### Extracted data entries
··········

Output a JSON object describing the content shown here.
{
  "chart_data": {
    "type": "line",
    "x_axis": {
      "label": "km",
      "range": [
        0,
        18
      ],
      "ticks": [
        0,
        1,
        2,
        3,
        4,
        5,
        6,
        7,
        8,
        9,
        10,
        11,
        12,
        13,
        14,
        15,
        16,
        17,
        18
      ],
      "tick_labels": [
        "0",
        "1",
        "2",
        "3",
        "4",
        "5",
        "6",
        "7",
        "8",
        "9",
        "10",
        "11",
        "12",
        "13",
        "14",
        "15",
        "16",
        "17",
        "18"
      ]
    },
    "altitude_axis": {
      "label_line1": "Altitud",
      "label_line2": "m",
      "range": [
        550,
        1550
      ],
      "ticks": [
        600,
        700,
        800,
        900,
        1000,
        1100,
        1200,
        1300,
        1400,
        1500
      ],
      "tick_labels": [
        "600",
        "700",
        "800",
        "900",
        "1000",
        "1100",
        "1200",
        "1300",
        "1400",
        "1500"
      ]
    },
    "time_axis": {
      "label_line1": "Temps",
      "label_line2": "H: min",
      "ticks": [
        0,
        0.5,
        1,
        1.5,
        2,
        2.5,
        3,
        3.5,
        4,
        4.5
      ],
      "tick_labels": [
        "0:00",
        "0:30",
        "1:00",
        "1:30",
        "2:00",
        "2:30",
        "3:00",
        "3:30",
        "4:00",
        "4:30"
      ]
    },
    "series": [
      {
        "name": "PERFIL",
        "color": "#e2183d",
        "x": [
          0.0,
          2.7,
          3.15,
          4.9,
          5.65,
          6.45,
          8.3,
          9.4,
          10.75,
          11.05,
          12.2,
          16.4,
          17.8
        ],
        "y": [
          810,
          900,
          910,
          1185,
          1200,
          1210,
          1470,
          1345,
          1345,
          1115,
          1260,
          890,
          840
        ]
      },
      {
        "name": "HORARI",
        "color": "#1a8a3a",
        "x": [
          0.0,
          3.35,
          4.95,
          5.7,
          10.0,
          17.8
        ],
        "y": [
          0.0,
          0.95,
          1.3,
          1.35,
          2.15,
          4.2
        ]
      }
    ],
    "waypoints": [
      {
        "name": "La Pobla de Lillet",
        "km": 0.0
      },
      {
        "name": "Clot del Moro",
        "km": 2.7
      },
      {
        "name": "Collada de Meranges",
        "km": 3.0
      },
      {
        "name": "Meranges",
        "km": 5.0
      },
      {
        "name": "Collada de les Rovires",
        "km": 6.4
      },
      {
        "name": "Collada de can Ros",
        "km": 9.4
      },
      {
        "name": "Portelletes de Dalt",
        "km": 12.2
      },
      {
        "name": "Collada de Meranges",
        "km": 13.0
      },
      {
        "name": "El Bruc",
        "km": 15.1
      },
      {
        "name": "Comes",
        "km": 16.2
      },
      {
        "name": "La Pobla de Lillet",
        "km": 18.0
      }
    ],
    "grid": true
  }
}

··········

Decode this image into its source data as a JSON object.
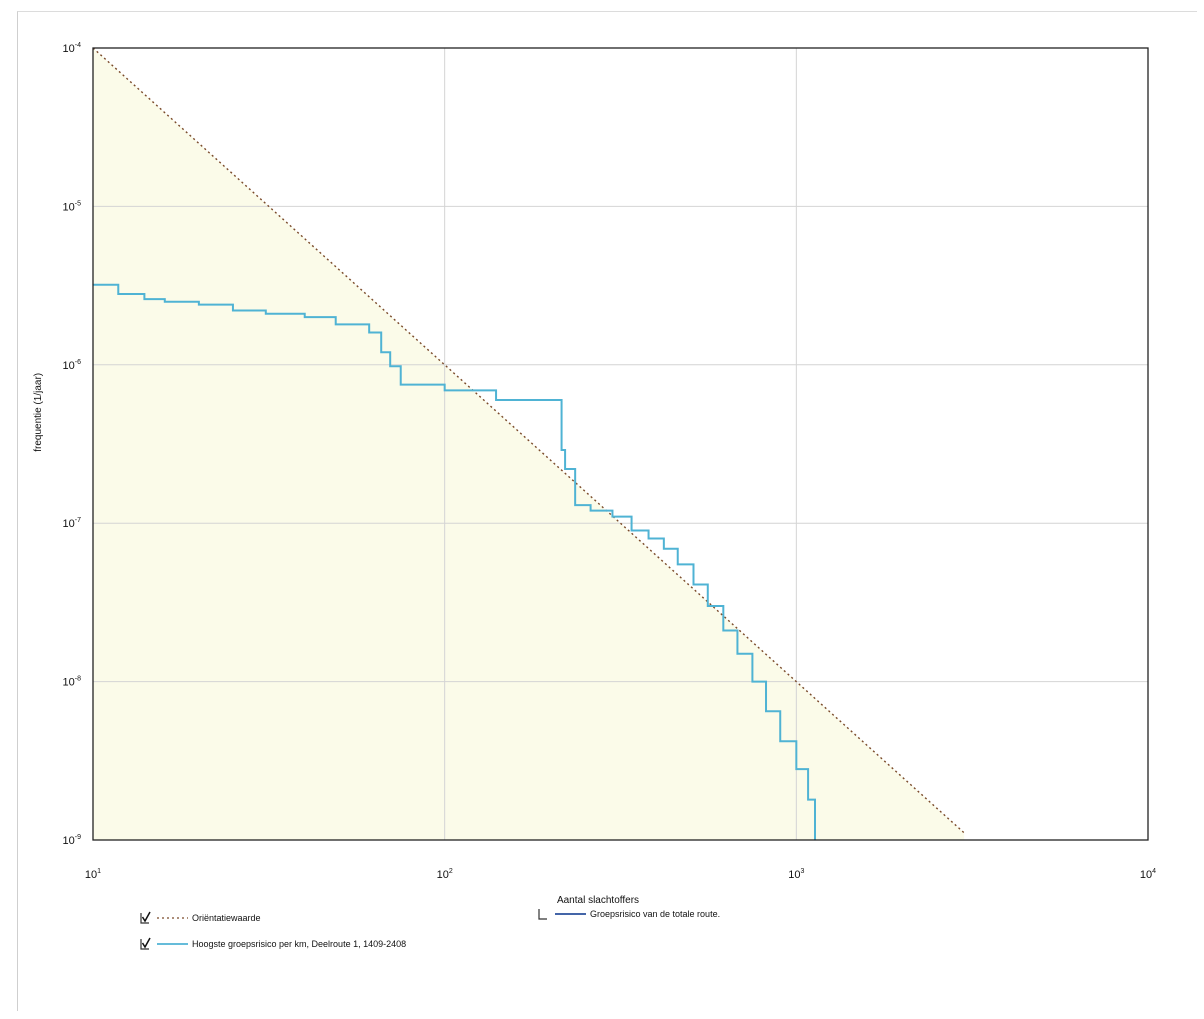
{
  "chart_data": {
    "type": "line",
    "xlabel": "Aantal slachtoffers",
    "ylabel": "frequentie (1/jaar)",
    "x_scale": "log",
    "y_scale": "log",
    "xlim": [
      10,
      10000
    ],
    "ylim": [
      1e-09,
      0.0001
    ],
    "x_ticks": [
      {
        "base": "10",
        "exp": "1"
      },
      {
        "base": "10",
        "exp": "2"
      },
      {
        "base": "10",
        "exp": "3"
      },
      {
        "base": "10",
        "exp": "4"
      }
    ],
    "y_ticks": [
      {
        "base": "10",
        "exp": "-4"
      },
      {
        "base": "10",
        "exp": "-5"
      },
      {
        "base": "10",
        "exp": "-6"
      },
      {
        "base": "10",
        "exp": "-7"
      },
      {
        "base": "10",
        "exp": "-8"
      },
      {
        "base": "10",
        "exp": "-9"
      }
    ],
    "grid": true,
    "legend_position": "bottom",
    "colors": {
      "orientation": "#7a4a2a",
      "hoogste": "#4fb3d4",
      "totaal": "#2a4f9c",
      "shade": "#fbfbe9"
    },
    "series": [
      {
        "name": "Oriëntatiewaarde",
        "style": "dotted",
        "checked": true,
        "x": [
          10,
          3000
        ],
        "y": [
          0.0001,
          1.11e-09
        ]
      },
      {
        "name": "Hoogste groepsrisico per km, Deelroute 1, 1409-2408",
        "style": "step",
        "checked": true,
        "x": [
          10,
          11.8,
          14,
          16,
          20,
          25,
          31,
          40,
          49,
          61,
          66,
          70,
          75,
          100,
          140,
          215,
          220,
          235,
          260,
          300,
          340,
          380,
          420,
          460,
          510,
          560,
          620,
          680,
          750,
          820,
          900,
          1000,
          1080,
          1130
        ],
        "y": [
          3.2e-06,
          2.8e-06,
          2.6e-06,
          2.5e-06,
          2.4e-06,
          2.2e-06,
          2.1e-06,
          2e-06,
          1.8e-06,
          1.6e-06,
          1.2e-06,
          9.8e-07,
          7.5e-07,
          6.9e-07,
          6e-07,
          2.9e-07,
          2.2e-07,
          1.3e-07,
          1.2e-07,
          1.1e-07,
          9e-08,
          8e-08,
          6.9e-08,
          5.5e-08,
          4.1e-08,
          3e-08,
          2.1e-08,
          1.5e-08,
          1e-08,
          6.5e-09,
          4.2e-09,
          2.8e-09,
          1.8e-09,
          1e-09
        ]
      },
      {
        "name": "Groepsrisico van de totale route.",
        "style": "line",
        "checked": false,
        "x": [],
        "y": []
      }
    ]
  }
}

··········

### What is needed
Go through the data above and find the lines with the word "object". Copy each of those lines.

### Solution for this exercise
Output a JSON object describing the content shown here.
Decode this image into its source data as a JSON object.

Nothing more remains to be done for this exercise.